**Data provided**:
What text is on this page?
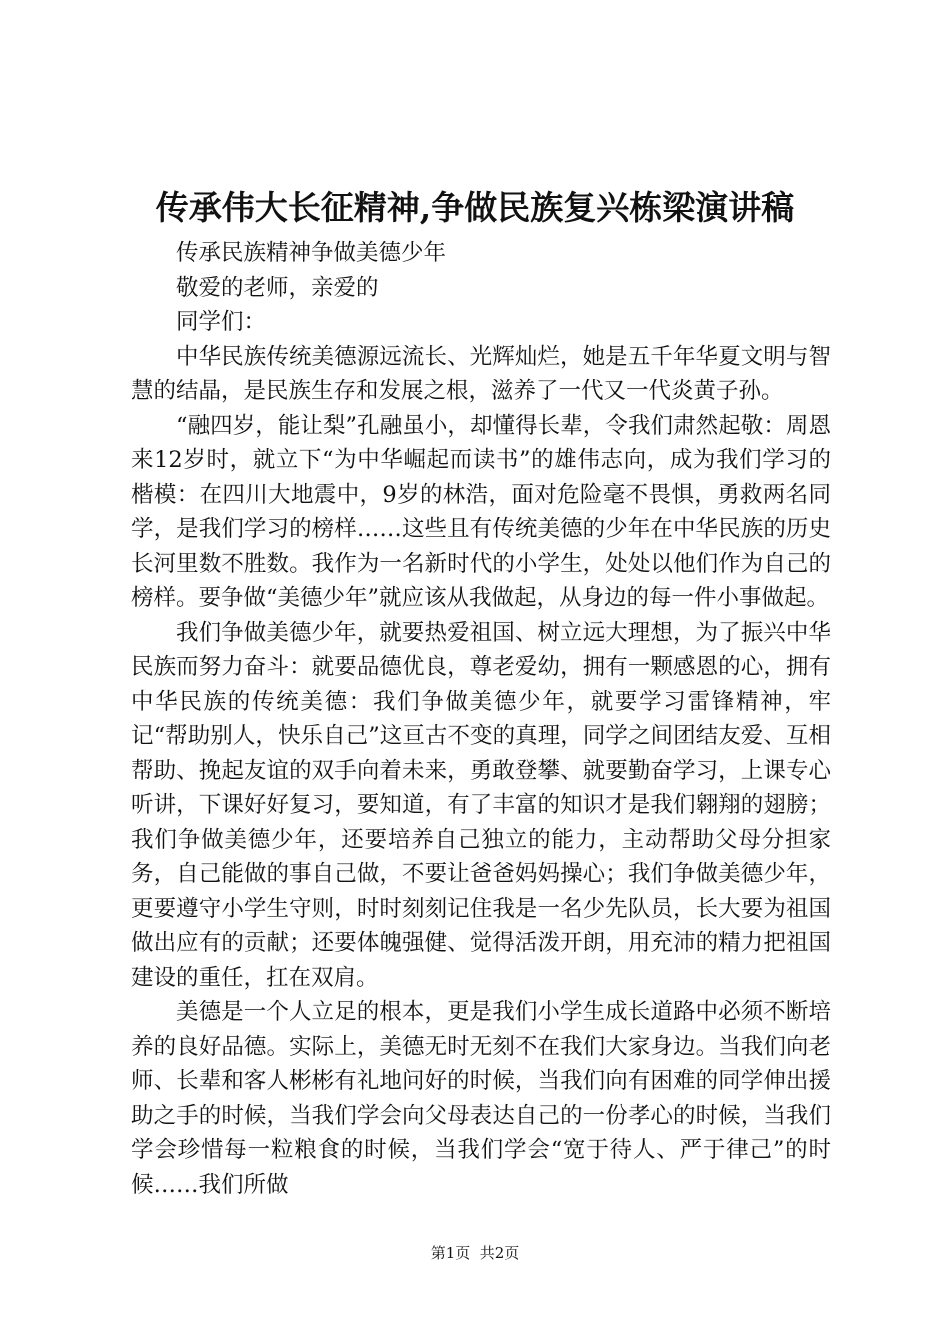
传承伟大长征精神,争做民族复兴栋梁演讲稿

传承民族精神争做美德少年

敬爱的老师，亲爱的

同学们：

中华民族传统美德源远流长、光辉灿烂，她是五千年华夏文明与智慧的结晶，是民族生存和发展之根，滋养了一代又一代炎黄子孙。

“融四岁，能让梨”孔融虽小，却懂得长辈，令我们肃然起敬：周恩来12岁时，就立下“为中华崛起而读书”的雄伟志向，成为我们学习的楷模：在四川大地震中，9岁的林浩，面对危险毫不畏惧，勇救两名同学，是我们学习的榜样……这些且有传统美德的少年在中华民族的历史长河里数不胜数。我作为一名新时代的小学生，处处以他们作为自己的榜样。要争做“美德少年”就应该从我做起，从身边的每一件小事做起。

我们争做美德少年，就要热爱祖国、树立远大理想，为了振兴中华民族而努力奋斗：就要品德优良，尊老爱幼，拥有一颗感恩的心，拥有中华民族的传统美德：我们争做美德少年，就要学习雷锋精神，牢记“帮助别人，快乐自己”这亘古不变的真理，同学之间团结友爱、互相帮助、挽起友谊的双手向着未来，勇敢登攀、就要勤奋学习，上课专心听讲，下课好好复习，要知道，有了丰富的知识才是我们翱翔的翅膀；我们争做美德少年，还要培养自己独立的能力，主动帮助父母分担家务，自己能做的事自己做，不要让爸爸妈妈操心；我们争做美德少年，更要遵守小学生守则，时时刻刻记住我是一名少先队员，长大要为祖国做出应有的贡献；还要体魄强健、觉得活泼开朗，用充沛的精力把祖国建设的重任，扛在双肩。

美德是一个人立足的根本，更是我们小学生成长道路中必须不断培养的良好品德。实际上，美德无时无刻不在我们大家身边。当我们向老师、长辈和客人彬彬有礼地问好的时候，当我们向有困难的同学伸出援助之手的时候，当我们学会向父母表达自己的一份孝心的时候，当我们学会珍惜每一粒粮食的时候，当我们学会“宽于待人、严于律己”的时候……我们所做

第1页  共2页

--

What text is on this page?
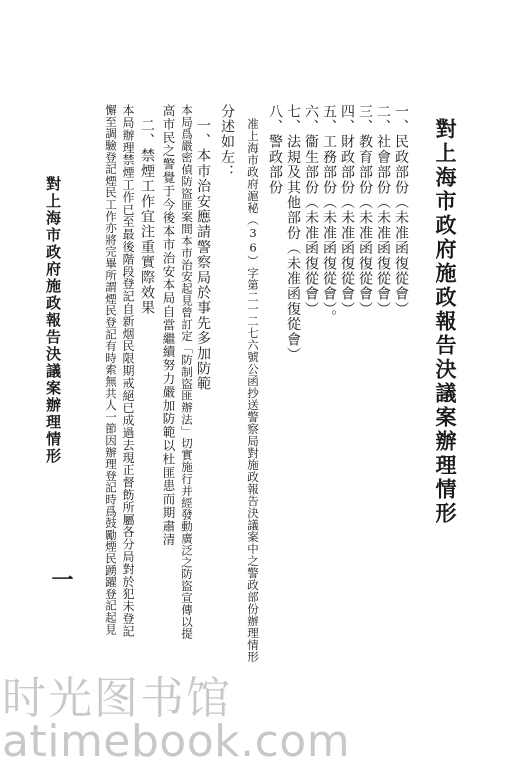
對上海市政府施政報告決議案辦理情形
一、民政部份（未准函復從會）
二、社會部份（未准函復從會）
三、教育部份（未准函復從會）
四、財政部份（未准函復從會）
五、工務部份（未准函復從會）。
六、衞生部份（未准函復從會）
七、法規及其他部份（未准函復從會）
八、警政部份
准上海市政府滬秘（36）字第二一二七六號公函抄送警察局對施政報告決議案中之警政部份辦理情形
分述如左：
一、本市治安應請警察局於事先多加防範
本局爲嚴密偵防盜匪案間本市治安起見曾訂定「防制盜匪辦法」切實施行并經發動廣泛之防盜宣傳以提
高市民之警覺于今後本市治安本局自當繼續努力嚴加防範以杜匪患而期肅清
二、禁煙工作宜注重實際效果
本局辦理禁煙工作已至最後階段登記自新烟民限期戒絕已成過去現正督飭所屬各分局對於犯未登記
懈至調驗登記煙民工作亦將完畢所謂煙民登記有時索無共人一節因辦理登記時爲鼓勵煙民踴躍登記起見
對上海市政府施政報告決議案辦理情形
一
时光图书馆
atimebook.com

...

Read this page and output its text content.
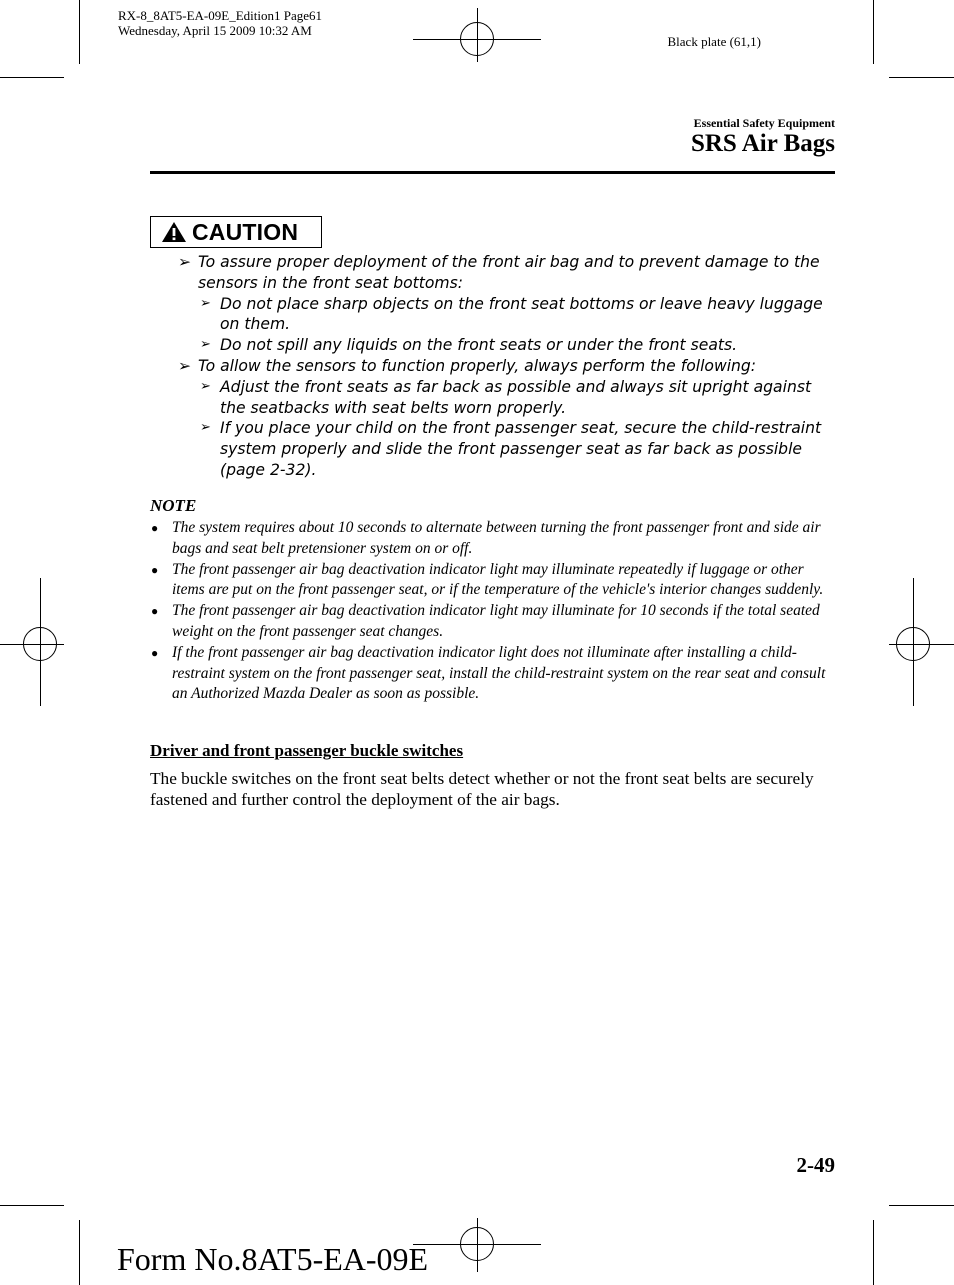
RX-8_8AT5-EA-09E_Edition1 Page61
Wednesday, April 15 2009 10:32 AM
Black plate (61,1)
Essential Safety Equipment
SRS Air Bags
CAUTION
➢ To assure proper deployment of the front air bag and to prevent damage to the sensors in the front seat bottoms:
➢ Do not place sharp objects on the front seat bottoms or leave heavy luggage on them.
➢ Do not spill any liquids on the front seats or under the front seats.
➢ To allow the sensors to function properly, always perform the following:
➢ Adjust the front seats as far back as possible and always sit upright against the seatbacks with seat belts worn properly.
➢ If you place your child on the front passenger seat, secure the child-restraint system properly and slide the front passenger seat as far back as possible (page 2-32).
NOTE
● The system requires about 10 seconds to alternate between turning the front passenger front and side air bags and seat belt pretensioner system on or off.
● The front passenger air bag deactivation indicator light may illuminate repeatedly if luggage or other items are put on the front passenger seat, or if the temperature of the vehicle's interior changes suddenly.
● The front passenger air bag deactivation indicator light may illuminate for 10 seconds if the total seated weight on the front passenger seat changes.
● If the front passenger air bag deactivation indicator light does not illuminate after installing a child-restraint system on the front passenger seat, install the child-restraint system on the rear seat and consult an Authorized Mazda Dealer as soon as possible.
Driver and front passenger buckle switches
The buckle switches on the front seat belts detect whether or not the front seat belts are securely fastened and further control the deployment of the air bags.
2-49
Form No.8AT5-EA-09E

**What the task requires**: Go through the records. Copy each line where "place" appears.

**Response for this exercise**:
➢ Do not place sharp objects on the front seat bottoms or leave heavy luggage on them.
➢ If you place your child on the front passenger seat, secure the child-restraint system properly and slide the front passenger seat as far back as possible (page 2-32).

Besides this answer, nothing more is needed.